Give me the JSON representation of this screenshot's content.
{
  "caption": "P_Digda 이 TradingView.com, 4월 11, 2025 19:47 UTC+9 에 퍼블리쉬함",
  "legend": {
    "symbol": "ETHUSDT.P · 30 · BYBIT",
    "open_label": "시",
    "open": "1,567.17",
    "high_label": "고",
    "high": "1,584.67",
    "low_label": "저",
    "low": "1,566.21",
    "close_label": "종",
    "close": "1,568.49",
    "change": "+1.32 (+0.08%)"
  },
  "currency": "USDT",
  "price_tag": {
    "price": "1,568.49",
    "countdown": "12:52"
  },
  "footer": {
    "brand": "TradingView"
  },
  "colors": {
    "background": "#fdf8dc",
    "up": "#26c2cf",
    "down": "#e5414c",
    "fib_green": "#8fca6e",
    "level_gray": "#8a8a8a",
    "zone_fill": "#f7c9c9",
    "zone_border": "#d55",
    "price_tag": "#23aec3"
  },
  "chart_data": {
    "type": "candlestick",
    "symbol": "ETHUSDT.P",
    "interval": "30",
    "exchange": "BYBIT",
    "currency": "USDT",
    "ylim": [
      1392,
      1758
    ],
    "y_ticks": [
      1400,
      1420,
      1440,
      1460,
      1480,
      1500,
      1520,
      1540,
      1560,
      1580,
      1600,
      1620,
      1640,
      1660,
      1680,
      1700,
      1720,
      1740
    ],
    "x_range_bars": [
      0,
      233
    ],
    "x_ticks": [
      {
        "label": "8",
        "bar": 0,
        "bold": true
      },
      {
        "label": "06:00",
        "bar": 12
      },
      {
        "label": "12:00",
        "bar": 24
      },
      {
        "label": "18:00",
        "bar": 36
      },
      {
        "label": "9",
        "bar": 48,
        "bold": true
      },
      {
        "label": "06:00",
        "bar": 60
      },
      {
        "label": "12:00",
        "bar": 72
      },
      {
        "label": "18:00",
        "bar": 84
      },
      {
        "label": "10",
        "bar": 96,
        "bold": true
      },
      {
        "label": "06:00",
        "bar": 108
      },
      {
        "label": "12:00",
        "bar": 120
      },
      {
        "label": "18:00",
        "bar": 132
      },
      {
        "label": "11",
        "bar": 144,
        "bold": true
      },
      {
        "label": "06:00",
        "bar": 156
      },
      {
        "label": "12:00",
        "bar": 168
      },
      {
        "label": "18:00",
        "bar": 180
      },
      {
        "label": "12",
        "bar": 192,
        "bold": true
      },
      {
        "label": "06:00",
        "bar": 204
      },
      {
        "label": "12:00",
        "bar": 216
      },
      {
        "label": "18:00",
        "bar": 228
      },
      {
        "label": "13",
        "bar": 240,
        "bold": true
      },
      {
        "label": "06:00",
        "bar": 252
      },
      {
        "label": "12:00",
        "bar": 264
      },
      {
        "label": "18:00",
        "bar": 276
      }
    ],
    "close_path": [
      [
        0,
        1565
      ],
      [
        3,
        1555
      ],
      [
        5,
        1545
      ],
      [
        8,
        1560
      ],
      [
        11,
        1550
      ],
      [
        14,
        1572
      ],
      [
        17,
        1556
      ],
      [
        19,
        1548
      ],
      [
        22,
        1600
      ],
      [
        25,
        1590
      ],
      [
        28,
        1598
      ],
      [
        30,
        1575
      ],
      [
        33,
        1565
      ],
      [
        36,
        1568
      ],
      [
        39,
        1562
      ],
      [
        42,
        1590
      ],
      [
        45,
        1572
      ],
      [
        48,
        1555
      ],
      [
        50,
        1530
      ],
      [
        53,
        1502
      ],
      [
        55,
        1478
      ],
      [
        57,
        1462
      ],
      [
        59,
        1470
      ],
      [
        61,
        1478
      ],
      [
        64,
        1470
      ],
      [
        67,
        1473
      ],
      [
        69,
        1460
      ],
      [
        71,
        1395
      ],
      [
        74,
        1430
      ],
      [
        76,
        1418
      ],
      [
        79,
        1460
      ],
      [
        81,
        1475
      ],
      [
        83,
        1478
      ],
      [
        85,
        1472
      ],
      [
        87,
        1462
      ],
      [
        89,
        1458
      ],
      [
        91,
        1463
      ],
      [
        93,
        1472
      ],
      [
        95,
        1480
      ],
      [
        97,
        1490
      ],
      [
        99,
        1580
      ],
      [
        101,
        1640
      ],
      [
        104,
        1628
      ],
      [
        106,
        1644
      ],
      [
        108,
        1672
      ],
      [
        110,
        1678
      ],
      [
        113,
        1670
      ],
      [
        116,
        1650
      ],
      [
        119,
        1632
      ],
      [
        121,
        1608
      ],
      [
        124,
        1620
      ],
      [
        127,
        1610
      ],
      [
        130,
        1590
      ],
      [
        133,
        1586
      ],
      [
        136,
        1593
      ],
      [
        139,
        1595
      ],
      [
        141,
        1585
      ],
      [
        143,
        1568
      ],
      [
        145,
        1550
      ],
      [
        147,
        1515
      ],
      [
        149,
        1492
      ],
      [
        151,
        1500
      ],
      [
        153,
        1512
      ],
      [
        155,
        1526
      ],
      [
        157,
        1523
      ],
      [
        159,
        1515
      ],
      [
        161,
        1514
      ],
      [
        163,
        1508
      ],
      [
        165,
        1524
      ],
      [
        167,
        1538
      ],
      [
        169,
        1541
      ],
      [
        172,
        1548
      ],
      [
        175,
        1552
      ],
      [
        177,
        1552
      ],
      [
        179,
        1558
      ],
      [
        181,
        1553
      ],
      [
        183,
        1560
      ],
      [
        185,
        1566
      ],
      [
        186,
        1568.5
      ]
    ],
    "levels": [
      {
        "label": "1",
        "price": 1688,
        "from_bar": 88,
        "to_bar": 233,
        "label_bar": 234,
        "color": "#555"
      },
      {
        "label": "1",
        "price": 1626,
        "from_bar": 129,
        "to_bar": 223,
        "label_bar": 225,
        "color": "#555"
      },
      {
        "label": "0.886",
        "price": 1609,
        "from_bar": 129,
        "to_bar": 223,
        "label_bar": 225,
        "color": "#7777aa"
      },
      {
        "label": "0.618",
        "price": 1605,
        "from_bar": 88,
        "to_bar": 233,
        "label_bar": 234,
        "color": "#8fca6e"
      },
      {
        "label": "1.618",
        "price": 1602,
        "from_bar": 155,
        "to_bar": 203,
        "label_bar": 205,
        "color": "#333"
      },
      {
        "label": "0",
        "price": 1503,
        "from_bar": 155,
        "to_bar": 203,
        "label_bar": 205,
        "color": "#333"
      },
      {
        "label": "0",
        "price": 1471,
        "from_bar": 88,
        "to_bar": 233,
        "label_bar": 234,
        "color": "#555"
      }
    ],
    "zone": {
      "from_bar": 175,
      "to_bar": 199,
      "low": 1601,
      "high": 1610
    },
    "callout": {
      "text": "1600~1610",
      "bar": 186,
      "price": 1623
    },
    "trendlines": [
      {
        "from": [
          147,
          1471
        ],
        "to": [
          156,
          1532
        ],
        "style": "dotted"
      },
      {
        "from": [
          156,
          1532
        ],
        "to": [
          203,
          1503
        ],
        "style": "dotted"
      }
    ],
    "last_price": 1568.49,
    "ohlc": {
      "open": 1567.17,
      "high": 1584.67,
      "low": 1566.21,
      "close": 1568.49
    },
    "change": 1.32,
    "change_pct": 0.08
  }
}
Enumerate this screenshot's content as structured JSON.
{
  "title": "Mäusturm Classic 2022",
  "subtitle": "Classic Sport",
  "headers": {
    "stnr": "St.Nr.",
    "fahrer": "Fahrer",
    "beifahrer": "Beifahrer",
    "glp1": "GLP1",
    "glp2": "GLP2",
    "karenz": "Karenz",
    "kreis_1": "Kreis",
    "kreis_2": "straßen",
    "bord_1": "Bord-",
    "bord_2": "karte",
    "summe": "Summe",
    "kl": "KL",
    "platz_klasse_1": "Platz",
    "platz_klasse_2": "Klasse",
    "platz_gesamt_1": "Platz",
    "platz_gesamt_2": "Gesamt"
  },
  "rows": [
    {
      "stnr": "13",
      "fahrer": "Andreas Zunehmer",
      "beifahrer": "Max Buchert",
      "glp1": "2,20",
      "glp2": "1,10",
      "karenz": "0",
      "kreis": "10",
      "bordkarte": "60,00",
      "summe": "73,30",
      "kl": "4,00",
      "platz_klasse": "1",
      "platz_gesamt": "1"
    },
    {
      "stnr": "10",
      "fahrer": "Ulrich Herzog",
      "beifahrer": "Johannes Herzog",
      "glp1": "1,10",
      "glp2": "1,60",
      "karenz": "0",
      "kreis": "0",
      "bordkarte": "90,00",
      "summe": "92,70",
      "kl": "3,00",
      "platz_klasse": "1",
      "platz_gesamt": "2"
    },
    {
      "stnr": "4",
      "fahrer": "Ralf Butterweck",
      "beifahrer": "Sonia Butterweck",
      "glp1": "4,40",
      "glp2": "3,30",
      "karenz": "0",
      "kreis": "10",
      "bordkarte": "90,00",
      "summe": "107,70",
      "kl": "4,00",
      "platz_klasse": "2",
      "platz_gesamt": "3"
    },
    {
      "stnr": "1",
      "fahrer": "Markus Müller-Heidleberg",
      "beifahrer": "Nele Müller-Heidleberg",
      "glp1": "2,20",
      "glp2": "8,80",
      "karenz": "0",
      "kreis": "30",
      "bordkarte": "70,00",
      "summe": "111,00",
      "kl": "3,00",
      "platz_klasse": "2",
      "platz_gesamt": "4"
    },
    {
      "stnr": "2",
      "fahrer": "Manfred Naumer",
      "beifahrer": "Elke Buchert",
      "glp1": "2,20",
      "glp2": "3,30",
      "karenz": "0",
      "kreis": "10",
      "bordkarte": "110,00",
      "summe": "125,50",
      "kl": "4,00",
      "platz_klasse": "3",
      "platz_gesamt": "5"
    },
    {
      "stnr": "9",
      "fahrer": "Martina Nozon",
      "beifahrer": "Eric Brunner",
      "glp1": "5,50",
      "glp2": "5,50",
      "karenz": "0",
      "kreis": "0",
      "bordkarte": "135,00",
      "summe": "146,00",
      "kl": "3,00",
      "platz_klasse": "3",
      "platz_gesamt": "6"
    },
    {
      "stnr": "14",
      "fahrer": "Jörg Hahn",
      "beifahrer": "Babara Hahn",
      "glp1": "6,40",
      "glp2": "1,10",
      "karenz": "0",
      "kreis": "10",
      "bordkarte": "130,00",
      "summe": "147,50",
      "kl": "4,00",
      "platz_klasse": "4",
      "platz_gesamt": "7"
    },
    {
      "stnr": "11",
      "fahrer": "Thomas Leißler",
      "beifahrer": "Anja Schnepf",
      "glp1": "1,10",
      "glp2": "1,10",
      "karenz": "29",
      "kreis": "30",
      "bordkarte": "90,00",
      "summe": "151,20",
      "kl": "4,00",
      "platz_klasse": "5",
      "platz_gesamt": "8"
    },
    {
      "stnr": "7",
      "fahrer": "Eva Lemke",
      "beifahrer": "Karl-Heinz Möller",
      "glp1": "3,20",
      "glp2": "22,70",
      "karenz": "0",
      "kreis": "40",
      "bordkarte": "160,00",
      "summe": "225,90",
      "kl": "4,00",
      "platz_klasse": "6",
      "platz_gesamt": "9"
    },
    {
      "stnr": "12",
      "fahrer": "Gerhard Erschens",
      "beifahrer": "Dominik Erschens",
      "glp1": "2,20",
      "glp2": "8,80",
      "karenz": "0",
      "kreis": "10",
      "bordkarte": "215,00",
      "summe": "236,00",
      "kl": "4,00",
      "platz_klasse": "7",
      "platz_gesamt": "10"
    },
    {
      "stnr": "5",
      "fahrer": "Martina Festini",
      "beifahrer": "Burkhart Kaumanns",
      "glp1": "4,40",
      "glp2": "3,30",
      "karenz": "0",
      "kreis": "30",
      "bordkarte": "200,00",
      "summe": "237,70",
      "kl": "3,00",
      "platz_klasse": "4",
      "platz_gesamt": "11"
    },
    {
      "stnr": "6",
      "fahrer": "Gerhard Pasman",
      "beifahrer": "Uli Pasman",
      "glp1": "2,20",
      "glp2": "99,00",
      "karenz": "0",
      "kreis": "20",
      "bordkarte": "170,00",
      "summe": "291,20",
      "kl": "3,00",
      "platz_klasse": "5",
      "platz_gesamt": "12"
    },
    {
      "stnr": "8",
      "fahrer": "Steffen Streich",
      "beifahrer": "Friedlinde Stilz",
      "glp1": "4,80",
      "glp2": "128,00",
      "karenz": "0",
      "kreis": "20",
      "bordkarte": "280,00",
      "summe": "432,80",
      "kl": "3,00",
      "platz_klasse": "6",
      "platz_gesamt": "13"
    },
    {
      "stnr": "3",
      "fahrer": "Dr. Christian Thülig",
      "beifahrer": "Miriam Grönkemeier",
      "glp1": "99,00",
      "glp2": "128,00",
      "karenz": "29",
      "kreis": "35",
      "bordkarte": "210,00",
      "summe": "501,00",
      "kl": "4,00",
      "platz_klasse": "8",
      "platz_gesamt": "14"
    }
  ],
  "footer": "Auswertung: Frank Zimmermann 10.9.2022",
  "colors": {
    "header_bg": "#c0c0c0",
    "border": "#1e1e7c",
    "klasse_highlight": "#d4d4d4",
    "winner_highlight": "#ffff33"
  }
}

-=-=-=-=-

Exercise brief: Which lines contain the word "ETHUSDT"? Return each of them.

Result of this exercise:
    "symbol": "ETHUSDT.P · 30 · BYBIT",
    "symbol": "ETHUSDT.P",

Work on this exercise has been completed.